**What the task requires**
Your job is to retype all of the data word for word, leaving every image out.

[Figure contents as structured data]
•••••

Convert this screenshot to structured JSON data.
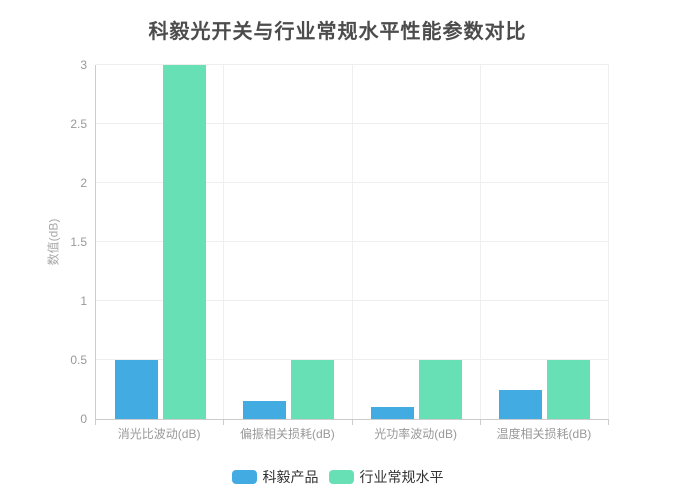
{
  "chart_data": {
    "type": "bar",
    "title": "科毅光开关与行业常规水平性能参数对比",
    "categories": [
      "消光比波动(dB)",
      "偏振相关损耗(dB)",
      "光功率波动(dB)",
      "温度相关损耗(dB)"
    ],
    "series": [
      {
        "name": "科毅产品",
        "color": "#42ace2",
        "values": [
          0.5,
          0.15,
          0.1,
          0.25
        ]
      },
      {
        "name": "行业常规水平",
        "color": "#67e0b5",
        "values": [
          3,
          0.5,
          0.5,
          0.5
        ]
      }
    ],
    "xlabel": "",
    "ylabel": "数值(dB)",
    "ylim": [
      0,
      3
    ],
    "ytick_interval": 0.5,
    "yticks": [
      "0",
      "0.5",
      "1",
      "1.5",
      "2",
      "2.5",
      "3"
    ],
    "grid": true,
    "legend_position": "bottom"
  },
  "legend": {
    "items": [
      {
        "label": "科毅产品",
        "color": "#42ace2"
      },
      {
        "label": "行业常规水平",
        "color": "#67e0b5"
      }
    ]
  },
  "colors": {
    "series_keyi": "#42ace2",
    "series_industry": "#67e0b5",
    "title_text": "#4c4c4c",
    "axis_label": "#999999",
    "legend_text": "#333333",
    "grid_line": "#eeeeee",
    "axis_line": "#cccccc",
    "background": "#ffffff"
  }
}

•••••

**Response to this exercise**
Convert this screenshot to structured JSON data.
{
  "chart_data": {
    "type": "bar",
    "title": "科毅光开关与行业常规水平性能参数对比",
    "categories": [
      "消光比波动(dB)",
      "偏振相关损耗(dB)",
      "光功率波动(dB)",
      "温度相关损耗(dB)"
    ],
    "series": [
      {
        "name": "科毅产品",
        "color": "#42ace2",
        "values": [
          0.5,
          0.15,
          0.1,
          0.25
        ]
      },
      {
        "name": "行业常规水平",
        "color": "#67e0b5",
        "values": [
          3,
          0.5,
          0.5,
          0.5
        ]
      }
    ],
    "xlabel": "",
    "ylabel": "数值(dB)",
    "ylim": [
      0,
      3
    ],
    "ytick_interval": 0.5,
    "yticks": [
      "0",
      "0.5",
      "1",
      "1.5",
      "2",
      "2.5",
      "3"
    ],
    "grid": true,
    "legend_position": "bottom"
  },
  "legend": {
    "items": [
      {
        "label": "科毅产品",
        "color": "#42ace2"
      },
      {
        "label": "行业常规水平",
        "color": "#67e0b5"
      }
    ]
  },
  "colors": {
    "series_keyi": "#42ace2",
    "series_industry": "#67e0b5",
    "title_text": "#4c4c4c",
    "axis_label": "#999999",
    "legend_text": "#333333",
    "grid_line": "#eeeeee",
    "axis_line": "#cccccc",
    "background": "#ffffff"
  }
}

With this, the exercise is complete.